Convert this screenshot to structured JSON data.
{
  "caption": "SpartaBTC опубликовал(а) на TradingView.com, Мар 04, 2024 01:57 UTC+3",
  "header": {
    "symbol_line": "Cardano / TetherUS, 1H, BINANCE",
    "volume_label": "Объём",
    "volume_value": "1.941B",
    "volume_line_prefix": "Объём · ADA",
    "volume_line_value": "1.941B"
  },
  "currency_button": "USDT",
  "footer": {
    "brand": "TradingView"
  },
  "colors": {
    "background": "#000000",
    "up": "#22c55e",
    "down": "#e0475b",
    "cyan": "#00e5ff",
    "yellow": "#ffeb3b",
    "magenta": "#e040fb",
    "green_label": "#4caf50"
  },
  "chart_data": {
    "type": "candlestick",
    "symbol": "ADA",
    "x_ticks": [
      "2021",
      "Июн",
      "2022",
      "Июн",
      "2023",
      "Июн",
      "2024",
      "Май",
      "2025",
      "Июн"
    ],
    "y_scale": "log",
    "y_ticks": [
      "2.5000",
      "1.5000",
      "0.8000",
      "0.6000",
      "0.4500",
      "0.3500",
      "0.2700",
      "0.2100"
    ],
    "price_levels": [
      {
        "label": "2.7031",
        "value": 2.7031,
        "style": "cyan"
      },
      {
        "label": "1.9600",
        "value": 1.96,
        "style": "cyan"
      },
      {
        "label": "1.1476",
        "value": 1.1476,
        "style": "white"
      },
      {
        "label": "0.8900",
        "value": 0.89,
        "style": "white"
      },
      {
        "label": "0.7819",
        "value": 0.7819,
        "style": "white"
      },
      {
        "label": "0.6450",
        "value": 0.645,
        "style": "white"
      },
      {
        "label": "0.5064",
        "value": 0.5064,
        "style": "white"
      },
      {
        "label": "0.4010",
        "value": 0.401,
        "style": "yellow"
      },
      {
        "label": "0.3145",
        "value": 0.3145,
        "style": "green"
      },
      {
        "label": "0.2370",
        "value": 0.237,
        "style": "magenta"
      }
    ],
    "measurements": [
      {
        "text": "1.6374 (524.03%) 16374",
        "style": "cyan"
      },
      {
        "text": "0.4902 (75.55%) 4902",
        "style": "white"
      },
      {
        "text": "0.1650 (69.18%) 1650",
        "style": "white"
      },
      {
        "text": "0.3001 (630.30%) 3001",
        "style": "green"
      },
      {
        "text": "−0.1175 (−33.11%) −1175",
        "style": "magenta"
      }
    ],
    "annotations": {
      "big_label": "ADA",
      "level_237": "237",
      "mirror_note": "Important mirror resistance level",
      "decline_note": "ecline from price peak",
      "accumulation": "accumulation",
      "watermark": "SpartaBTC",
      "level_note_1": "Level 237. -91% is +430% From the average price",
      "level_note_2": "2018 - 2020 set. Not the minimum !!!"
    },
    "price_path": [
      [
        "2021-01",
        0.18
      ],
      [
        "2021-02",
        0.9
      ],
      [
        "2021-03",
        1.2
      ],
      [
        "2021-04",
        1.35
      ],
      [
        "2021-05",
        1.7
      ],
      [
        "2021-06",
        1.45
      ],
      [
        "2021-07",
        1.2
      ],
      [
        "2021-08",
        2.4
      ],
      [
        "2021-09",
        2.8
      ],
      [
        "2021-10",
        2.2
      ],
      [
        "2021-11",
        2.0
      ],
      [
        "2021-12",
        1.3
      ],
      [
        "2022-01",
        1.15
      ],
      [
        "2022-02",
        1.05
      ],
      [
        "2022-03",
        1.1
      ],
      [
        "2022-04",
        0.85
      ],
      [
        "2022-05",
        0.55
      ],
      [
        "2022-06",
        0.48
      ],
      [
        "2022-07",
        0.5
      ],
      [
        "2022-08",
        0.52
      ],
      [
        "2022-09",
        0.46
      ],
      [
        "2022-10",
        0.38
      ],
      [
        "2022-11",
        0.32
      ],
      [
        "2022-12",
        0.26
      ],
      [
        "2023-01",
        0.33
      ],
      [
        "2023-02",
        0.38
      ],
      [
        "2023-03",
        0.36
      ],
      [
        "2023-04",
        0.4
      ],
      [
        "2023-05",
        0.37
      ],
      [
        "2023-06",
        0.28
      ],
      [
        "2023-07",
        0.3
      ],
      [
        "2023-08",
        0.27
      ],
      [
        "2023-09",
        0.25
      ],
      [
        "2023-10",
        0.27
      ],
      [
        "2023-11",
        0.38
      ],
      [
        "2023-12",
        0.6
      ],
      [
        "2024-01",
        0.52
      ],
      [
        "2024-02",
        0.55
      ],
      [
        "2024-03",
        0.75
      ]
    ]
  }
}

(AIM OF THE TASK) Without leaving anything out, quote all the data.

(RESPONSE)
Convert this screenshot to structured JSON data.
{
  "caption": "SpartaBTC опубликовал(а) на TradingView.com, Мар 04, 2024 01:57 UTC+3",
  "header": {
    "symbol_line": "Cardano / TetherUS, 1H, BINANCE",
    "volume_label": "Объём",
    "volume_value": "1.941B",
    "volume_line_prefix": "Объём · ADA",
    "volume_line_value": "1.941B"
  },
  "currency_button": "USDT",
  "footer": {
    "brand": "TradingView"
  },
  "colors": {
    "background": "#000000",
    "up": "#22c55e",
    "down": "#e0475b",
    "cyan": "#00e5ff",
    "yellow": "#ffeb3b",
    "magenta": "#e040fb",
    "green_label": "#4caf50"
  },
  "chart_data": {
    "type": "candlestick",
    "symbol": "ADA",
    "x_ticks": [
      "2021",
      "Июн",
      "2022",
      "Июн",
      "2023",
      "Июн",
      "2024",
      "Май",
      "2025",
      "Июн"
    ],
    "y_scale": "log",
    "y_ticks": [
      "2.5000",
      "1.5000",
      "0.8000",
      "0.6000",
      "0.4500",
      "0.3500",
      "0.2700",
      "0.2100"
    ],
    "price_levels": [
      {
        "label": "2.7031",
        "value": 2.7031,
        "style": "cyan"
      },
      {
        "label": "1.9600",
        "value": 1.96,
        "style": "cyan"
      },
      {
        "label": "1.1476",
        "value": 1.1476,
        "style": "white"
      },
      {
        "label": "0.8900",
        "value": 0.89,
        "style": "white"
      },
      {
        "label": "0.7819",
        "value": 0.7819,
        "style": "white"
      },
      {
        "label": "0.6450",
        "value": 0.645,
        "style": "white"
      },
      {
        "label": "0.5064",
        "value": 0.5064,
        "style": "white"
      },
      {
        "label": "0.4010",
        "value": 0.401,
        "style": "yellow"
      },
      {
        "label": "0.3145",
        "value": 0.3145,
        "style": "green"
      },
      {
        "label": "0.2370",
        "value": 0.237,
        "style": "magenta"
      }
    ],
    "measurements": [
      {
        "text": "1.6374 (524.03%) 16374",
        "style": "cyan"
      },
      {
        "text": "0.4902 (75.55%) 4902",
        "style": "white"
      },
      {
        "text": "0.1650 (69.18%) 1650",
        "style": "white"
      },
      {
        "text": "0.3001 (630.30%) 3001",
        "style": "green"
      },
      {
        "text": "−0.1175 (−33.11%) −1175",
        "style": "magenta"
      }
    ],
    "annotations": {
      "big_label": "ADA",
      "level_237": "237",
      "mirror_note": "Important mirror resistance level",
      "decline_note": "ecline from price peak",
      "accumulation": "accumulation",
      "watermark": "SpartaBTC",
      "level_note_1": "Level 237. -91% is +430% From the average price",
      "level_note_2": "2018 - 2020 set. Not the minimum !!!"
    },
    "price_path": [
      [
        "2021-01",
        0.18
      ],
      [
        "2021-02",
        0.9
      ],
      [
        "2021-03",
        1.2
      ],
      [
        "2021-04",
        1.35
      ],
      [
        "2021-05",
        1.7
      ],
      [
        "2021-06",
        1.45
      ],
      [
        "2021-07",
        1.2
      ],
      [
        "2021-08",
        2.4
      ],
      [
        "2021-09",
        2.8
      ],
      [
        "2021-10",
        2.2
      ],
      [
        "2021-11",
        2.0
      ],
      [
        "2021-12",
        1.3
      ],
      [
        "2022-01",
        1.15
      ],
      [
        "2022-02",
        1.05
      ],
      [
        "2022-03",
        1.1
      ],
      [
        "2022-04",
        0.85
      ],
      [
        "2022-05",
        0.55
      ],
      [
        "2022-06",
        0.48
      ],
      [
        "2022-07",
        0.5
      ],
      [
        "2022-08",
        0.52
      ],
      [
        "2022-09",
        0.46
      ],
      [
        "2022-10",
        0.38
      ],
      [
        "2022-11",
        0.32
      ],
      [
        "2022-12",
        0.26
      ],
      [
        "2023-01",
        0.33
      ],
      [
        "2023-02",
        0.38
      ],
      [
        "2023-03",
        0.36
      ],
      [
        "2023-04",
        0.4
      ],
      [
        "2023-05",
        0.37
      ],
      [
        "2023-06",
        0.28
      ],
      [
        "2023-07",
        0.3
      ],
      [
        "2023-08",
        0.27
      ],
      [
        "2023-09",
        0.25
      ],
      [
        "2023-10",
        0.27
      ],
      [
        "2023-11",
        0.38
      ],
      [
        "2023-12",
        0.6
      ],
      [
        "2024-01",
        0.52
      ],
      [
        "2024-02",
        0.55
      ],
      [
        "2024-03",
        0.75
      ]
    ]
  }
}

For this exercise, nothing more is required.